* [Records contained in a dataset]
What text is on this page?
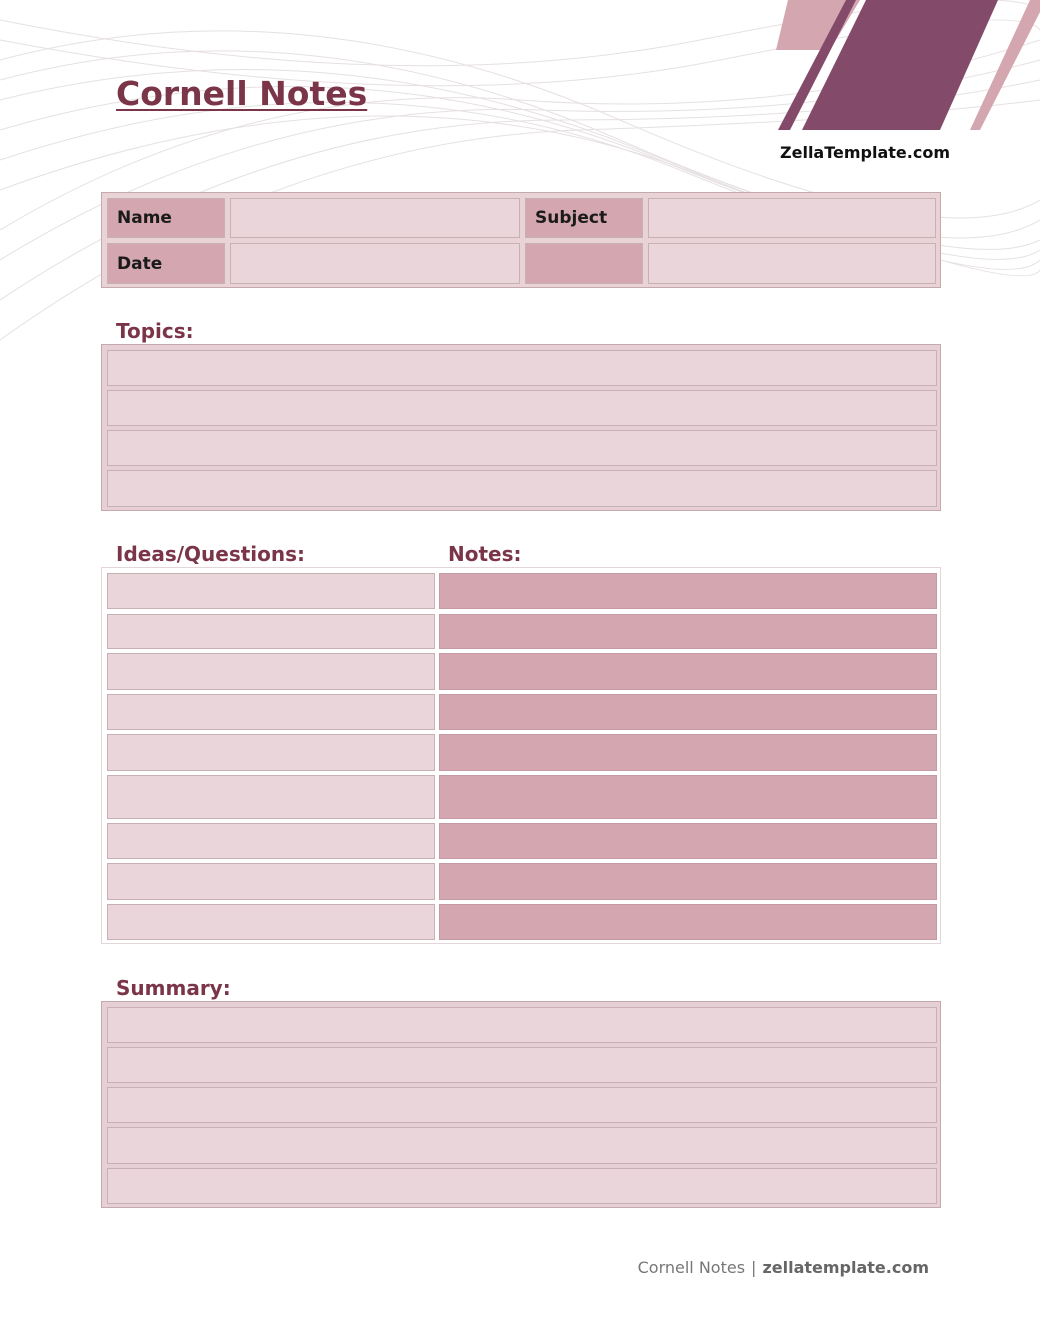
Cornell Notes
ZellaTemplate.com
Name	Subject
Date
Topics:
Ideas/Questions:	Notes:
Summary:
Cornell Notes | zellatemplate.com
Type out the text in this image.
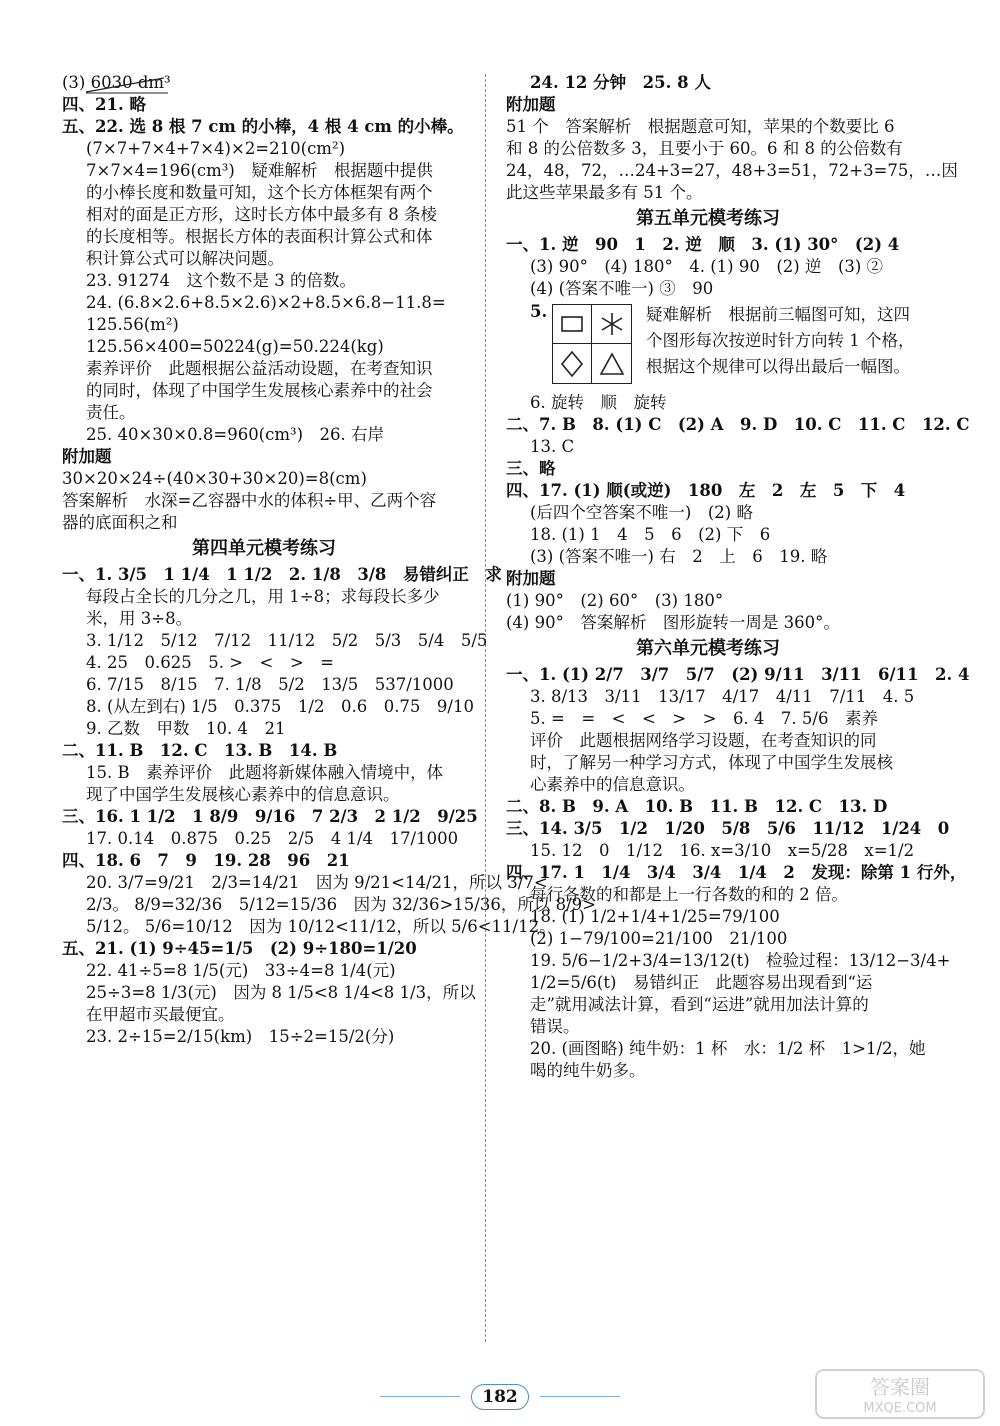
(3) 6030 dm³
四、21. 略
五、22. 选 8 根 7 cm 的小棒，4 根 4 cm 的小棒。
(7×7+7×4+7×4)×2=210(cm²)
7×7×4=196(cm³)　疑难解析　根据题中提供
的小棒长度和数量可知，这个长方体框架有两个
相对的面是正方形，这时长方体中最多有 8 条棱
的长度相等。根据长方体的表面积计算公式和体
积计算公式可以解决问题。
23. 91274　这个数不是 3 的倍数。
24. (6.8×2.6+8.5×2.6)×2+8.5×6.8−11.8=
125.56(m²)
125.56×400=50224(g)=50.224(kg)
素养评价　此题根据公益活动设题，在考查知识
的同时，体现了中国学生发展核心素养中的社会
责任。
25. 40×30×0.8=960(cm³)　26. 右岸
附加题
30×20×24÷(40×30+30×20)=8(cm)
答案解析　水深=乙容器中水的体积÷甲、乙两个容
器的底面积之和
第四单元模考练习
一、1. 3/5　1 1/4　1 1/2　2. 1/8　3/8　易错纠正　求
每段占全长的几分之几，用 1÷8；求每段长多少
米，用 3÷8。
3. 1/12　5/12　7/12　11/12　5/2　5/3　5/4　5/5
4. 25　0.625　5. >　<　>　=
6. 7/15　8/15　7. 1/8　5/2　13/5　537/1000
8. (从左到右) 1/5　0.375　1/2　0.6　0.75　9/10
9. 乙数　甲数　10. 4　21
二、11. B　12. C　13. B　14. B
15. B　素养评价　此题将新媒体融入情境中，体
现了中国学生发展核心素养中的信息意识。
三、16. 1 1/2　1 8/9　9/16　7 2/3　2 1/2　9/25
17. 0.14　0.875　0.25　2/5　4 1/4　17/1000
四、18. 6　7　9　19. 28　96　21
20. 3/7=9/21　2/3=14/21　因为 9/21<14/21，所以 3/7<
2/3。 8/9=32/36　5/12=15/36　因为 32/36>15/36，所以 8/9>
5/12。 5/6=10/12　因为 10/12<11/12，所以 5/6<11/12。
五、21. (1) 9÷45=1/5　(2) 9÷180=1/20
22. 41÷5=8 1/5(元)　33÷4=8 1/4(元)
25÷3=8 1/3(元)　因为 8 1/5<8 1/4<8 1/3，所以
在甲超市买最便宜。
23. 2÷15=2/15(km)　15÷2=15/2(分)
24. 12 分钟　25. 8 人
附加题
51 个　答案解析　根据题意可知，苹果的个数要比 6
和 8 的公倍数多 3，且要小于 60。6 和 8 的公倍数有
24，48，72，…24+3=27，48+3=51，72+3=75，…因
此这些苹果最多有 51 个。
第五单元模考练习
一、1. 逆　90　1　2. 逆　顺　3. (1) 30°　(2) 4
(3) 90°　(4) 180°　4. (1) 90　(2) 逆　(3) ②
(4) (答案不唯一) ③　90
5.	疑难解析　根据前三幅图可知，这四
个图形每次按逆时针方向转 1 个格，
根据这个规律可以得出最后一幅图。
6. 旋转　顺　旋转
二、7. B　8. (1) C　(2) A　9. D　10. C　11. C　12. C
13. C
三、略
四、17. (1) 顺(或逆)　180　左　2　左　5　下　4
(后四个空答案不唯一)　(2) 略
18. (1) 1　4　5　6　(2) 下　6
(3) (答案不唯一) 右　2　上　6　19. 略
附加题
(1) 90°　(2) 60°　(3) 180°
(4) 90°　答案解析　图形旋转一周是 360°。
第六单元模考练习
一、1. (1) 2/7　3/7　5/7　(2) 9/11　3/11　6/11　2. 4
3. 8/13　3/11　13/17　4/17　4/11　7/11　4. 5
5. =　=　<　<　>　>　6. 4　7. 5/6　素养
评价　此题根据网络学习设题，在考查知识的同
时，了解另一种学习方式，体现了中国学生发展核
心素养中的信息意识。
二、8. B　9. A　10. B　11. B　12. C　13. D
三、14. 3/5　1/2　1/20　5/8　5/6　11/12　1/24　0
15. 12　0　1/12　16. x=3/10　x=5/28　x=1/2
四、17. 1　1/4　3/4　3/4　1/4　2　发现：除第 1 行外，
每行各数的和都是上一行各数的和的 2 倍。
18. (1) 1/2+1/4+1/25=79/100
(2) 1−79/100=21/100　21/100
19. 5/6−1/2+3/4=13/12(t)　检验过程：13/12−3/4+
1/2=5/6(t)　易错纠正　此题容易出现看到“运
走”就用减法计算，看到“运进”就用加法计算的
错误。
20. (画图略) 纯牛奶：1 杯　水：1/2 杯　1>1/2，她
喝的纯牛奶多。
182	答案圈
MXQE.COM
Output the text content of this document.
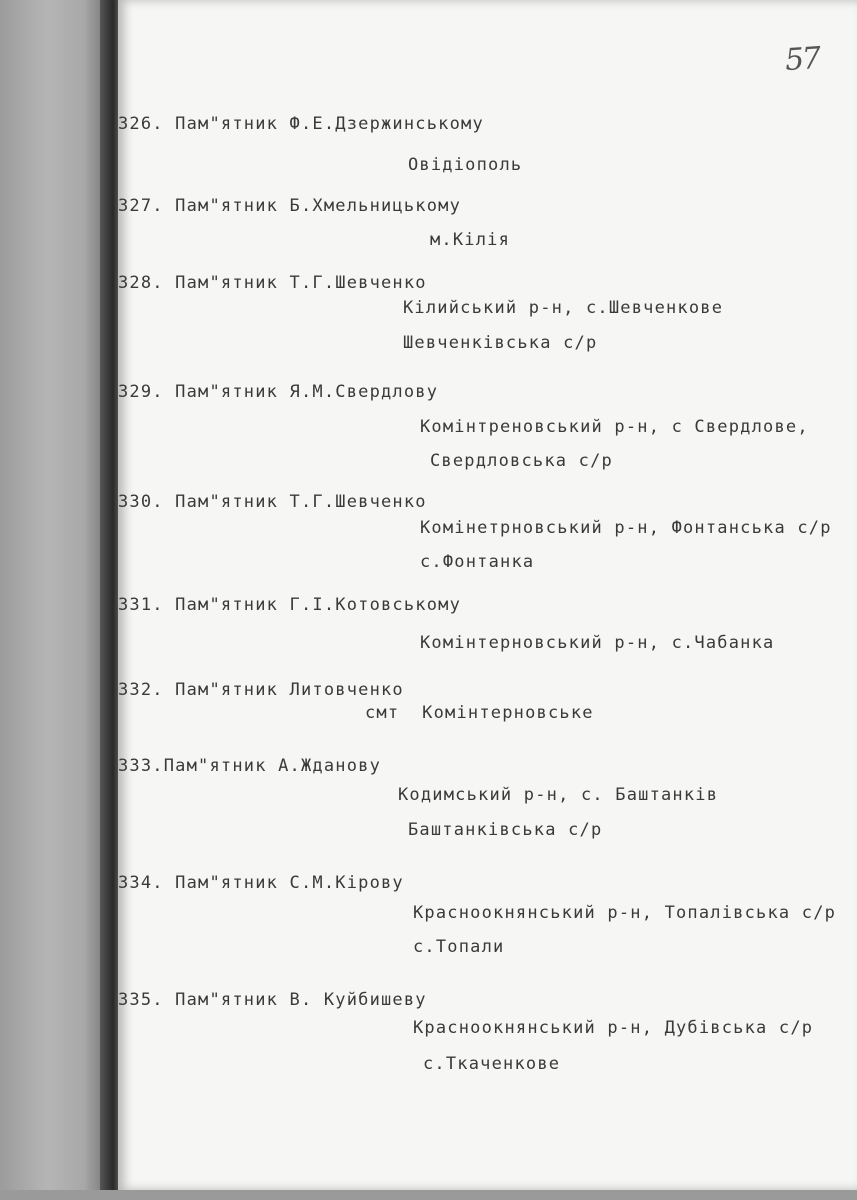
57
326. Пам"ятник Ф.Е.Дзержинському
Овідіополь
327. Пам"ятник Б.Хмельницькому
м.Кілія
328. Пам"ятник Т.Г.Шевченко
Кілийський р-н, с.Шевченкове
Шевченківська с/р
329. Пам"ятник Я.М.Свердлову
Комінтреновський р-н, с Свердлове,
Свердловська с/р
330. Пам"ятник Т.Г.Шевченко
Комінетрновський р-н, Фонтанська с/р
с.Фонтанка
331. Пам"ятник Г.І.Котовському
Комінтерновський р-н, с.Чабанка
332. Пам"ятник Литовченко
смт  Комінтерновське
333.Пам"ятник А.Жданову
Кодимський р-н, с. Баштанків
Баштанківська с/р
334. Пам"ятник С.М.Кірову
Красноокнянський р-н, Топалівська с/р
с.Топали
335. Пам"ятник В. Куйбишеву
Красноокнянський р-н, Дубівська с/р
с.Ткаченкове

* [To be done] Send back the data above word for word, with the pictures left out.

* [Problem solution]
What text is on this page?
Cornell Notes
ZellaTemplate.com
Name	Subject
Date
Topics:
Ideas/Questions:	Notes:
Summary:
Cornell Notes | zellatemplate.com
Type out the text in this image.
(3) 6030 dm³
四、21. 略
五、22. 选 8 根 7 cm 的小棒，4 根 4 cm 的小棒。
(7×7+7×4+7×4)×2=210(cm²)
7×7×4=196(cm³)　疑难解析　根据题中提供
的小棒长度和数量可知，这个长方体框架有两个
相对的面是正方形，这时长方体中最多有 8 条棱
的长度相等。根据长方体的表面积计算公式和体
积计算公式可以解决问题。
23. 91274　这个数不是 3 的倍数。
24. (6.8×2.6+8.5×2.6)×2+8.5×6.8−11.8=
125.56(m²)
125.56×400=50224(g)=50.224(kg)
素养评价　此题根据公益活动设题，在考查知识
的同时，体现了中国学生发展核心素养中的社会
责任。
25. 40×30×0.8=960(cm³)　26. 右岸
附加题
30×20×24÷(40×30+30×20)=8(cm)
答案解析　水深=乙容器中水的体积÷甲、乙两个容
器的底面积之和
第四单元模考练习
一、1. 3/5　1 1/4　1 1/2　2. 1/8　3/8　易错纠正　求
每段占全长的几分之几，用 1÷8；求每段长多少
米，用 3÷8。
3. 1/12　5/12　7/12　11/12　5/2　5/3　5/4　5/5
4. 25　0.625　5. >　<　>　=
6. 7/15　8/15　7. 1/8　5/2　13/5　537/1000
8. (从左到右) 1/5　0.375　1/2　0.6　0.75　9/10
9. 乙数　甲数　10. 4　21
二、11. B　12. C　13. B　14. B
15. B　素养评价　此题将新媒体融入情境中，体
现了中国学生发展核心素养中的信息意识。
三、16. 1 1/2　1 8/9　9/16　7 2/3　2 1/2　9/25
17. 0.14　0.875　0.25　2/5　4 1/4　17/1000
四、18. 6　7　9　19. 28　96　21
20. 3/7=9/21　2/3=14/21　因为 9/21<14/21，所以 3/7<
2/3。 8/9=32/36　5/12=15/36　因为 32/36>15/36，所以 8/9>
5/12。 5/6=10/12　因为 10/12<11/12，所以 5/6<11/12。
五、21. (1) 9÷45=1/5　(2) 9÷180=1/20
22. 41÷5=8 1/5(元)　33÷4=8 1/4(元)
25÷3=8 1/3(元)　因为 8 1/5<8 1/4<8 1/3，所以
在甲超市买最便宜。
23. 2÷15=2/15(km)　15÷2=15/2(分)
24. 12 分钟　25. 8 人
附加题
51 个　答案解析　根据题意可知，苹果的个数要比 6
和 8 的公倍数多 3，且要小于 60。6 和 8 的公倍数有
24，48，72，…24+3=27，48+3=51，72+3=75，…因
此这些苹果最多有 51 个。
第五单元模考练习
一、1. 逆　90　1　2. 逆　顺　3. (1) 30°　(2) 4
(3) 90°　(4) 180°　4. (1) 90　(2) 逆　(3) ②
(4) (答案不唯一) ③　90
5.	疑难解析　根据前三幅图可知，这四
个图形每次按逆时针方向转 1 个格，
根据这个规律可以得出最后一幅图。
6. 旋转　顺　旋转
二、7. B　8. (1) C　(2) A　9. D　10. C　11. C　12. C
13. C
三、略
四、17. (1) 顺(或逆)　180　左　2　左　5　下　4
(后四个空答案不唯一)　(2) 略
18. (1) 1　4　5　6　(2) 下　6
(3) (答案不唯一) 右　2　上　6　19. 略
附加题
(1) 90°　(2) 60°　(3) 180°
(4) 90°　答案解析　图形旋转一周是 360°。
第六单元模考练习
一、1. (1) 2/7　3/7　5/7　(2) 9/11　3/11　6/11　2. 4
3. 8/13　3/11　13/17　4/17　4/11　7/11　4. 5
5. =　=　<　<　>　>　6. 4　7. 5/6　素养
评价　此题根据网络学习设题，在考查知识的同
时，了解另一种学习方式，体现了中国学生发展核
心素养中的信息意识。
二、8. B　9. A　10. B　11. B　12. C　13. D
三、14. 3/5　1/2　1/20　5/8　5/6　11/12　1/24　0
15. 12　0　1/12　16. x=3/10　x=5/28　x=1/2
四、17. 1　1/4　3/4　3/4　1/4　2　发现：除第 1 行外，
每行各数的和都是上一行各数的和的 2 倍。
18. (1) 1/2+1/4+1/25=79/100
(2) 1−79/100=21/100　21/100
19. 5/6−1/2+3/4=13/12(t)　检验过程：13/12−3/4+
1/2=5/6(t)　易错纠正　此题容易出现看到“运
走”就用减法计算，看到“运进”就用加法计算的
错误。
20. (画图略) 纯牛奶：1 杯　水：1/2 杯　1>1/2，她
喝的纯牛奶多。
182	答案圈
MXQE.COM
Output the text content of this document.
57
326. Пам"ятник Ф.Е.Дзержинському
Овідіополь
327. Пам"ятник Б.Хмельницькому
м.Кілія
328. Пам"ятник Т.Г.Шевченко
Кілийський р-н, с.Шевченкове
Шевченківська с/р
329. Пам"ятник Я.М.Свердлову
Комінтреновський р-н, с Свердлове,
Свердловська с/р
330. Пам"ятник Т.Г.Шевченко
Комінетрновський р-н, Фонтанська с/р
с.Фонтанка
331. Пам"ятник Г.І.Котовському
Комінтерновський р-н, с.Чабанка
332. Пам"ятник Литовченко
смт  Комінтерновське
333.Пам"ятник А.Жданову
Кодимський р-н, с. Баштанків
Баштанківська с/р
334. Пам"ятник С.М.Кірову
Красноокнянський р-н, Топалівська с/р
с.Топали
335. Пам"ятник В. Куйбишеву
Красноокнянський р-н, Дубівська с/р
с.Ткаченкове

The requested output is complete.